=== Goal ===
Write every entry out again exactly, please, and skip the pictures.

=== Input records ===
__________________________________________________

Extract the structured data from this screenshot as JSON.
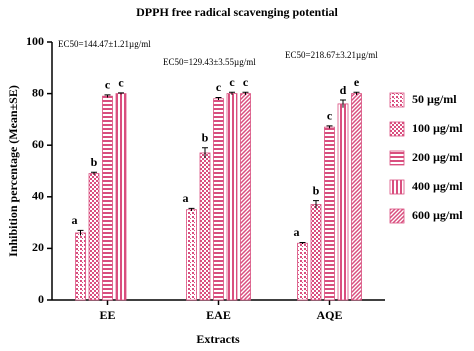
{
  "chart_data": {
    "type": "bar",
    "title": "DPPH free radical scavenging potential",
    "x_label": "Extracts",
    "y_label": "Inhibition percentage (Mean±SE)",
    "categories": [
      "EE",
      "EAE",
      "AQE"
    ],
    "series": [
      {
        "name": "50 µg/ml",
        "color": "#d94f7f",
        "values": [
          26,
          35,
          22
        ],
        "errors": [
          1,
          0.5,
          0.3
        ],
        "letters": [
          "a",
          "a",
          "a"
        ]
      },
      {
        "name": "100 µg/ml",
        "color": "#d94f7f",
        "values": [
          49,
          57,
          37
        ],
        "errors": [
          0.5,
          2,
          1.5
        ],
        "letters": [
          "b",
          "b",
          "b"
        ]
      },
      {
        "name": "200 µg/ml",
        "color": "#d94f7f",
        "values": [
          79,
          78,
          67
        ],
        "errors": [
          0.5,
          0.5,
          0.5
        ],
        "letters": [
          "c",
          "c",
          "c"
        ]
      },
      {
        "name": "400 µg/ml",
        "color": "#d94f7f",
        "values": [
          80,
          80,
          76
        ],
        "errors": [
          0.3,
          0.5,
          1.5
        ],
        "letters": [
          "c",
          "c",
          "d"
        ]
      },
      {
        "name": "600 µg/ml",
        "color": "#d94f7f",
        "values": [
          null,
          80,
          80
        ],
        "errors": [
          null,
          0.5,
          0.5
        ],
        "letters": [
          null,
          "c",
          "e"
        ]
      }
    ],
    "annotations": [
      "EC50=144.47±1.21µg/ml",
      "EC50=129.43±3.55µg/ml",
      "EC50=218.67±3.21µg/ml"
    ],
    "ylim": [
      0,
      100
    ],
    "yticks": [
      0,
      20,
      40,
      60,
      80,
      100
    ]
  }
}
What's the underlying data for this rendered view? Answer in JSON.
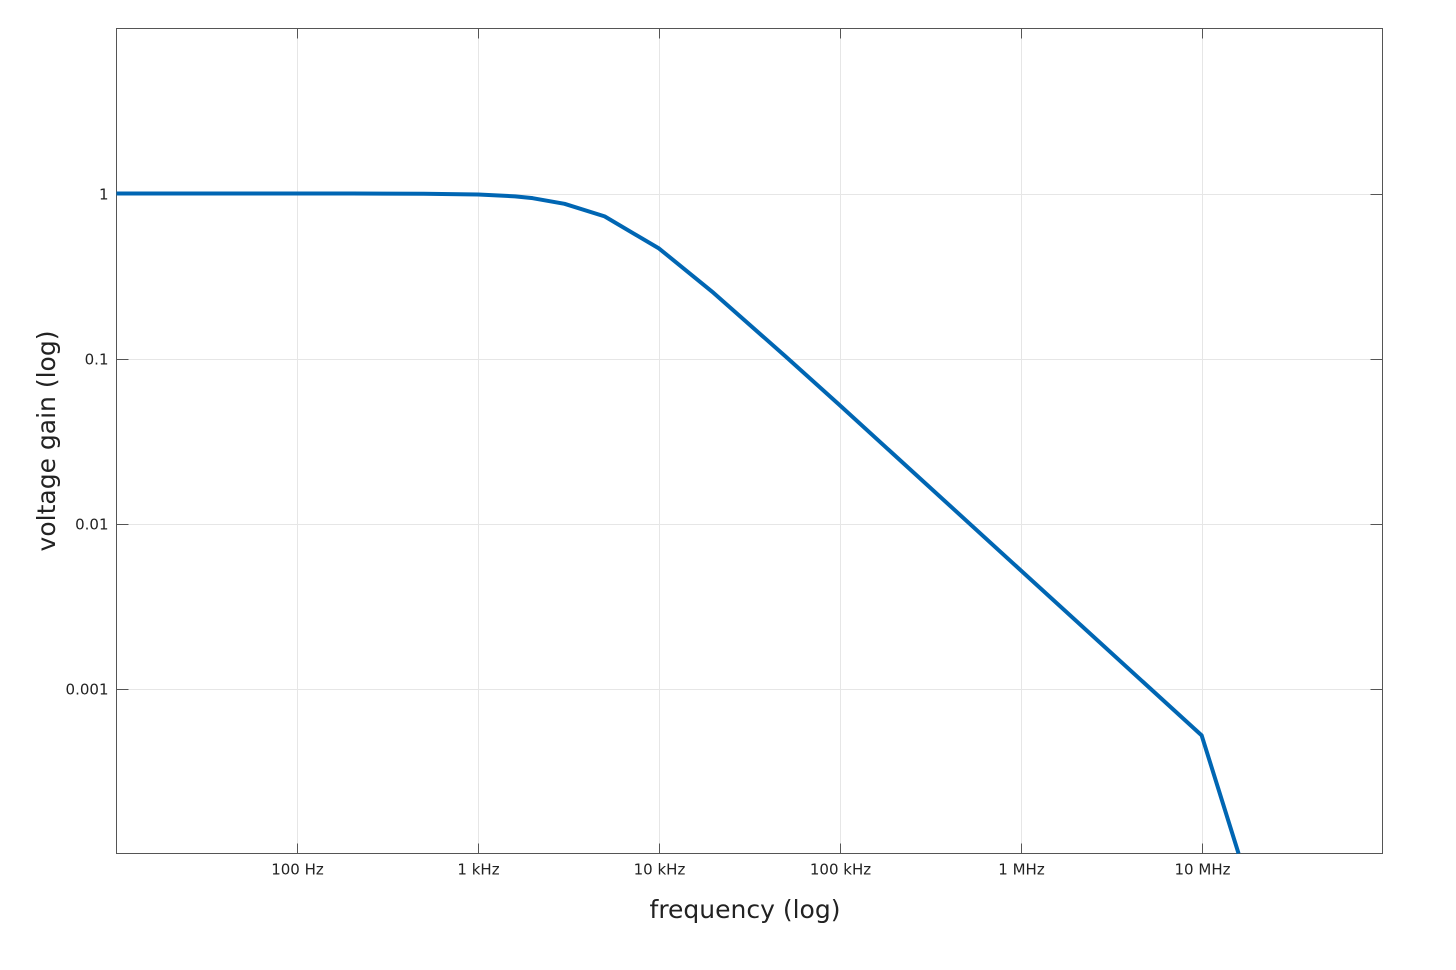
{
  "chart_data": {
    "type": "line",
    "xlabel": "frequency (log)",
    "ylabel": "voltage gain (log)",
    "xscale": "log",
    "yscale": "log",
    "xlim": [
      10,
      100000000
    ],
    "ylim": [
      0.0001,
      10
    ],
    "grid": true,
    "x_ticks": [
      {
        "value": 100,
        "label": "100 Hz"
      },
      {
        "value": 1000,
        "label": "1 kHz"
      },
      {
        "value": 10000,
        "label": "10 kHz"
      },
      {
        "value": 100000,
        "label": "100 kHz"
      },
      {
        "value": 1000000,
        "label": "1 MHz"
      },
      {
        "value": 10000000,
        "label": "10 MHz"
      }
    ],
    "y_ticks": [
      {
        "value": 1,
        "label": "1"
      },
      {
        "value": 0.1,
        "label": "0.1"
      },
      {
        "value": 0.01,
        "label": "0.01"
      },
      {
        "value": 0.001,
        "label": "0.001"
      }
    ],
    "series": [
      {
        "color": "#0066b3",
        "x": [
          10,
          50,
          100,
          200,
          500,
          1000,
          1600,
          2000,
          3000,
          5000,
          10000,
          20000,
          50000,
          100000,
          1000000,
          10000000,
          16000000
        ],
        "y": [
          1,
          1,
          0.9999,
          0.9995,
          0.997,
          0.986,
          0.961,
          0.937,
          0.866,
          0.727,
          0.464,
          0.25,
          0.103,
          0.052,
          0.0052,
          0.00052,
          0.0001
        ]
      }
    ]
  }
}
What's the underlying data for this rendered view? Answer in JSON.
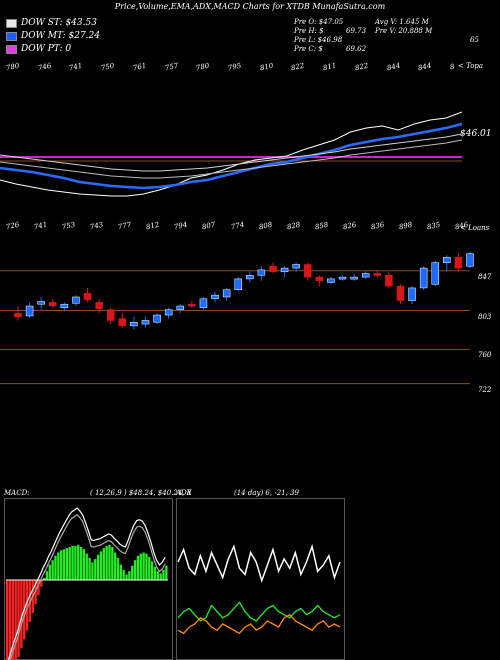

__________________________________________________

=== Result for this task ===
Extract the structured data from this screenshot as JSON.
{
  "chart_data": {
    "type": "bar",
    "title": "DPPH free radical scavenging potential",
    "x_label": "Extracts",
    "y_label": "Inhibition percentage (Mean±SE)",
    "categories": [
      "EE",
      "EAE",
      "AQE"
    ],
    "series": [
      {
        "name": "50 µg/ml",
        "color": "#d94f7f",
        "values": [
          26,
          35,
          22
        ],
        "errors": [
          1,
          0.5,
          0.3
        ],
        "letters": [
          "a",
          "a",
          "a"
        ]
      },
      {
        "name": "100 µg/ml",
        "color": "#d94f7f",
        "values": [
          49,
          57,
          37
        ],
        "errors": [
          0.5,
          2,
          1.5
        ],
        "letters": [
          "b",
          "b",
          "b"
        ]
      },
      {
        "name": "200 µg/ml",
        "color": "#d94f7f",
        "values": [
          79,
          78,
          67
        ],
        "errors": [
          0.5,
          0.5,
          0.5
        ],
        "letters": [
          "c",
          "c",
          "c"
        ]
      },
      {
        "name": "400 µg/ml",
        "color": "#d94f7f",
        "values": [
          80,
          80,
          76
        ],
        "errors": [
          0.3,
          0.5,
          1.5
        ],
        "letters": [
          "c",
          "c",
          "d"
        ]
      },
      {
        "name": "600 µg/ml",
        "color": "#d94f7f",
        "values": [
          null,
          80,
          80
        ],
        "errors": [
          null,
          0.5,
          0.5
        ],
        "letters": [
          null,
          "c",
          "e"
        ]
      }
    ],
    "annotations": [
      "EC50=144.47±1.21µg/ml",
      "EC50=129.43±3.55µg/ml",
      "EC50=218.67±3.21µg/ml"
    ],
    "ylim": [
      0,
      100
    ],
    "yticks": [
      0,
      20,
      40,
      60,
      80,
      100
    ]
  }
}
What's the underlying data for this rendered view? Answer in JSON.
{
  "chart_data": {
    "type": "line",
    "xlabel": "frequency (log)",
    "ylabel": "voltage gain (log)",
    "xscale": "log",
    "yscale": "log",
    "xlim": [
      10,
      100000000
    ],
    "ylim": [
      0.0001,
      10
    ],
    "grid": true,
    "x_ticks": [
      {
        "value": 100,
        "label": "100 Hz"
      },
      {
        "value": 1000,
        "label": "1 kHz"
      },
      {
        "value": 10000,
        "label": "10 kHz"
      },
      {
        "value": 100000,
        "label": "100 kHz"
      },
      {
        "value": 1000000,
        "label": "1 MHz"
      },
      {
        "value": 10000000,
        "label": "10 MHz"
      }
    ],
    "y_ticks": [
      {
        "value": 1,
        "label": "1"
      },
      {
        "value": 0.1,
        "label": "0.1"
      },
      {
        "value": 0.01,
        "label": "0.01"
      },
      {
        "value": 0.001,
        "label": "0.001"
      }
    ],
    "series": [
      {
        "color": "#0066b3",
        "x": [
          10,
          50,
          100,
          200,
          500,
          1000,
          1600,
          2000,
          3000,
          5000,
          10000,
          20000,
          50000,
          100000,
          1000000,
          10000000,
          16000000
        ],
        "y": [
          1,
          1,
          0.9999,
          0.9995,
          0.997,
          0.986,
          0.961,
          0.937,
          0.866,
          0.727,
          0.464,
          0.25,
          0.103,
          0.052,
          0.0052,
          0.00052,
          0.0001
        ]
      }
    ]
  }
}
What's the underlying data for this rendered view? Answer in JSON.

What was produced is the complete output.